Copy out every line of the items below word for word, omitting the pictures.

(Bounding box annotations)

------------------------------------------------

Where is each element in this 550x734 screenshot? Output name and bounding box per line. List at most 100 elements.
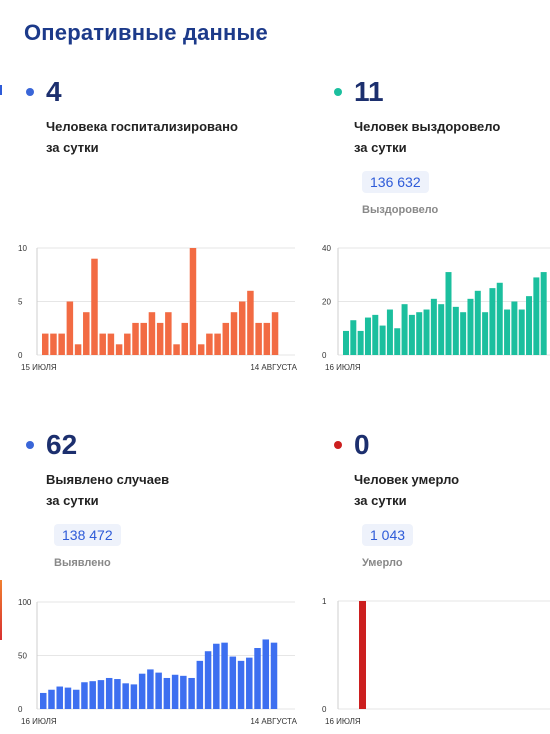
- bar: [423, 309, 430, 355]
- y-tick-label: 5: [18, 298, 23, 307]
- bar: [262, 639, 270, 709]
- bar: [467, 298, 474, 355]
- deaths-dot: [334, 441, 342, 449]
- bar: [401, 304, 408, 355]
- bar: [50, 333, 57, 355]
- bar: [364, 317, 371, 355]
- bar: [452, 306, 459, 355]
- x-label-end: 14 АВГУСТА: [250, 717, 297, 726]
- stat-hospitalized: 4 Человека госпитализировано за сутки: [26, 76, 276, 176]
- bar: [511, 301, 518, 355]
- bar: [180, 675, 187, 709]
- y-tick-label: 100: [18, 598, 32, 607]
- bar: [438, 304, 445, 355]
- bar: [343, 330, 349, 355]
- bar: [357, 330, 364, 355]
- bar: [237, 660, 245, 709]
- bar: [155, 672, 162, 709]
- bar: [99, 333, 106, 355]
- hospitalized-dot: [26, 88, 34, 96]
- recovered-dot: [334, 88, 342, 96]
- bar: [246, 657, 253, 709]
- bar: [271, 312, 279, 355]
- cases-dot: [26, 441, 34, 449]
- bar: [40, 692, 47, 709]
- recovered-value: 11: [354, 76, 384, 107]
- bar: [97, 680, 105, 709]
- bar: [213, 643, 220, 709]
- bar: [114, 679, 121, 709]
- bar: [42, 333, 49, 355]
- bar: [379, 325, 386, 355]
- bar: [197, 344, 205, 355]
- deaths-total: 1 043: [362, 524, 414, 546]
- deaths-value: 0: [354, 429, 370, 460]
- bar: [56, 686, 63, 709]
- bar: [138, 673, 146, 709]
- bar: [526, 296, 533, 355]
- bar: [81, 682, 88, 709]
- bar: [416, 312, 423, 355]
- x-label-start: 16 ИЮЛЯ: [21, 717, 57, 726]
- bar: [263, 322, 271, 355]
- bar: [89, 681, 96, 709]
- bar: [91, 258, 98, 355]
- cases-total: 138 472: [54, 524, 121, 546]
- bar: [350, 320, 357, 355]
- bar: [48, 689, 55, 709]
- bar: [372, 314, 379, 355]
- stat-recovered: 11 Человек выздоровело за сутки 136 632 …: [334, 76, 550, 226]
- bar: [386, 309, 393, 355]
- x-label-start: 16 ИЮЛЯ: [325, 717, 361, 726]
- hospitalized-value: 4: [46, 76, 62, 107]
- bar: [171, 674, 179, 709]
- bar: [533, 277, 540, 355]
- bar: [214, 333, 221, 355]
- y-tick-label: 50: [18, 652, 27, 661]
- bar: [445, 272, 452, 355]
- y-tick-label: 20: [322, 298, 331, 307]
- bar: [408, 314, 415, 355]
- bar: [58, 333, 65, 355]
- bar: [518, 309, 525, 355]
- cases-value: 62: [46, 429, 78, 460]
- cases-desc: Выявлено случаев за сутки: [46, 472, 170, 508]
- bar: [222, 322, 230, 355]
- bar: [238, 301, 246, 355]
- bar: [140, 322, 147, 355]
- bar: [496, 282, 503, 355]
- bar: [147, 669, 154, 709]
- bar: [270, 642, 278, 709]
- bar: [229, 656, 237, 709]
- bar: [148, 312, 156, 355]
- page-title: Оперативные данные: [24, 20, 268, 45]
- bar: [83, 312, 90, 355]
- bar: [430, 298, 437, 355]
- y-tick-label: 10: [18, 244, 27, 253]
- recovered-total-label: Выздоровело: [362, 204, 439, 216]
- bar: [359, 601, 366, 709]
- bar: [122, 683, 129, 709]
- bar: [115, 344, 123, 355]
- deaths-total-label: Умерло: [362, 557, 403, 569]
- x-label-end: 14 АВГУСТА: [250, 363, 297, 372]
- bar: [107, 333, 115, 355]
- bar: [255, 322, 262, 355]
- bar: [189, 248, 197, 355]
- recovered-total: 136 632: [362, 171, 429, 193]
- bar: [489, 288, 496, 355]
- bar: [504, 309, 511, 355]
- cases-total-label: Выявлено: [54, 557, 111, 569]
- bar: [181, 322, 189, 355]
- bar: [173, 344, 180, 355]
- recovered-desc: Человек выздоровело за сутки: [354, 119, 501, 155]
- hospitalized-desc: Человека госпитализировано за сутки: [46, 119, 238, 155]
- deaths-desc: Человек умерло за сутки: [354, 472, 460, 508]
- bar: [105, 677, 113, 709]
- left-edge-mark: [0, 85, 2, 95]
- bar: [64, 687, 72, 709]
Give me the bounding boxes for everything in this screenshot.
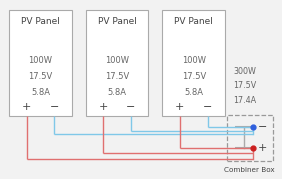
Text: +: +	[22, 102, 31, 112]
Text: 100W: 100W	[182, 56, 206, 65]
Text: 100W: 100W	[105, 56, 129, 65]
Text: +: +	[175, 102, 185, 112]
Text: 17.5V: 17.5V	[28, 72, 52, 81]
Text: −: −	[203, 102, 212, 112]
Text: 17.5V: 17.5V	[233, 81, 257, 90]
Text: PV Panel: PV Panel	[174, 17, 213, 26]
Text: 17.5V: 17.5V	[182, 72, 206, 81]
Text: PV Panel: PV Panel	[21, 17, 60, 26]
Text: PV Panel: PV Panel	[98, 17, 136, 26]
Text: 5.8A: 5.8A	[184, 88, 203, 97]
Text: +: +	[99, 102, 108, 112]
Text: 5.8A: 5.8A	[108, 88, 127, 97]
Bar	[162, 9, 225, 116]
Bar	[86, 9, 148, 116]
Text: −: −	[126, 102, 136, 112]
Text: 300W: 300W	[233, 67, 256, 76]
Text: Combiner Box: Combiner Box	[224, 167, 275, 173]
Text: 100W: 100W	[28, 56, 52, 65]
Text: +: +	[258, 143, 267, 153]
Text: −: −	[50, 102, 59, 112]
Text: 5.8A: 5.8A	[31, 88, 50, 97]
Bar	[226, 115, 272, 161]
Bar	[9, 9, 72, 116]
Text: 17.5V: 17.5V	[105, 72, 129, 81]
Text: −: −	[258, 122, 267, 132]
Text: 17.4A: 17.4A	[233, 96, 257, 105]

------------------------------------------------

EXERCISE RESPONSE:
Where is each element in this 550x734 screenshot? Output name and bounding box per line. List at most 100 elements.
- bar: [423, 309, 430, 355]
- y-tick-label: 5: [18, 298, 23, 307]
- bar: [262, 639, 270, 709]
- bar: [467, 298, 474, 355]
- deaths-dot: [334, 441, 342, 449]
- bar: [401, 304, 408, 355]
- bar: [50, 333, 57, 355]
- bar: [364, 317, 371, 355]
- bar: [452, 306, 459, 355]
- x-label-end: 14 АВГУСТА: [250, 717, 297, 726]
- stat-hospitalized: 4 Человека госпитализировано за сутки: [26, 76, 276, 176]
- bar: [511, 301, 518, 355]
- bar: [180, 675, 187, 709]
- y-tick-label: 100: [18, 598, 32, 607]
- bar: [438, 304, 445, 355]
- bar: [343, 330, 349, 355]
- bar: [357, 330, 364, 355]
- bar: [237, 660, 245, 709]
- bar: [155, 672, 162, 709]
- bar: [99, 333, 106, 355]
- hospitalized-dot: [26, 88, 34, 96]
- recovered-dot: [334, 88, 342, 96]
- bar: [246, 657, 253, 709]
- bar: [271, 312, 279, 355]
- cases-dot: [26, 441, 34, 449]
- bar: [40, 692, 47, 709]
- recovered-value: 11: [354, 76, 384, 107]
- bar: [97, 680, 105, 709]
- bar: [213, 643, 220, 709]
- bar: [114, 679, 121, 709]
- bar: [42, 333, 49, 355]
- bar: [379, 325, 386, 355]
- bar: [197, 344, 205, 355]
- deaths-total: 1 043: [362, 524, 414, 546]
- deaths-value: 0: [354, 429, 370, 460]
- bar: [56, 686, 63, 709]
- bar: [138, 673, 146, 709]
- bar: [526, 296, 533, 355]
- bar: [81, 682, 88, 709]
- bar: [416, 312, 423, 355]
- x-label-start: 16 ИЮЛЯ: [21, 717, 57, 726]
- bar: [263, 322, 271, 355]
- bar: [89, 681, 96, 709]
- bar: [91, 258, 98, 355]
- cases-total: 138 472: [54, 524, 121, 546]
- bar: [350, 320, 357, 355]
- bar: [48, 689, 55, 709]
- bar: [372, 314, 379, 355]
- stat-recovered: 11 Человек выздоровело за сутки 136 632 …: [334, 76, 550, 226]
- bar: [386, 309, 393, 355]
- x-label-start: 16 ИЮЛЯ: [325, 717, 361, 726]
- hospitalized-value: 4: [46, 76, 62, 107]
- bar: [171, 674, 179, 709]
- bar: [533, 277, 540, 355]
- bar: [214, 333, 221, 355]
- y-tick-label: 50: [18, 652, 27, 661]
- bar: [445, 272, 452, 355]
- y-tick-label: 20: [322, 298, 331, 307]
- bar: [408, 314, 415, 355]
- bar: [58, 333, 65, 355]
- bar: [518, 309, 525, 355]
- cases-value: 62: [46, 429, 78, 460]
- cases-desc: Выявлено случаев за сутки: [46, 472, 170, 508]
- bar: [222, 322, 230, 355]
- bar: [238, 301, 246, 355]
- bar: [140, 322, 147, 355]
- bar: [496, 282, 503, 355]
- bar: [147, 669, 154, 709]
- bar: [270, 642, 278, 709]
- bar: [229, 656, 237, 709]
- bar: [148, 312, 156, 355]
- page-title: Оперативные данные: [24, 20, 268, 45]
- bar: [83, 312, 90, 355]
- bar: [430, 298, 437, 355]
- y-tick-label: 10: [18, 244, 27, 253]
- recovered-total-label: Выздоровело: [362, 204, 439, 216]
- bar: [359, 601, 366, 709]
- bar: [122, 683, 129, 709]
- bar: [115, 344, 123, 355]
- deaths-total-label: Умерло: [362, 557, 403, 569]
- x-label-end: 14 АВГУСТА: [250, 363, 297, 372]
- bar: [107, 333, 115, 355]
- bar: [255, 322, 262, 355]
- bar: [189, 248, 197, 355]
- recovered-total: 136 632: [362, 171, 429, 193]
- bar: [489, 288, 496, 355]
- bar: [504, 309, 511, 355]
- cases-total-label: Выявлено: [54, 557, 111, 569]
- bar: [181, 322, 189, 355]
- bar: [173, 344, 180, 355]
- recovered-desc: Человек выздоровело за сутки: [354, 119, 501, 155]
- hospitalized-desc: Человека госпитализировано за сутки: [46, 119, 238, 155]
- deaths-desc: Человек умерло за сутки: [354, 472, 460, 508]
- bar: [105, 677, 113, 709]
- left-edge-mark: [0, 85, 2, 95]
- bar: [64, 687, 72, 709]
Give me the bounding boxes for everything in this screenshot.
Text: +: +	[22, 102, 31, 112]
Text: 100W: 100W	[182, 56, 206, 65]
Text: 100W: 100W	[105, 56, 129, 65]
Text: +: +	[175, 102, 185, 112]
Text: 17.5V: 17.5V	[28, 72, 52, 81]
Text: −: −	[203, 102, 212, 112]
Text: 17.5V: 17.5V	[233, 81, 257, 90]
Text: PV Panel: PV Panel	[174, 17, 213, 26]
Text: 17.5V: 17.5V	[182, 72, 206, 81]
Text: PV Panel: PV Panel	[21, 17, 60, 26]
Text: PV Panel: PV Panel	[98, 17, 136, 26]
Text: 5.8A: 5.8A	[184, 88, 203, 97]
Text: +: +	[99, 102, 108, 112]
Text: 5.8A: 5.8A	[108, 88, 127, 97]
Bar	[162, 9, 225, 116]
Bar	[86, 9, 148, 116]
Text: −: −	[126, 102, 136, 112]
Text: 300W: 300W	[233, 67, 256, 76]
Text: Combiner Box: Combiner Box	[224, 167, 275, 173]
Text: 100W: 100W	[28, 56, 52, 65]
Text: +: +	[258, 143, 267, 153]
Text: −: −	[50, 102, 59, 112]
Text: 5.8A: 5.8A	[31, 88, 50, 97]
Bar	[226, 115, 272, 161]
Bar	[9, 9, 72, 116]
Text: 17.5V: 17.5V	[105, 72, 129, 81]
Text: −: −	[258, 122, 267, 132]
Text: 17.4A: 17.4A	[233, 96, 257, 105]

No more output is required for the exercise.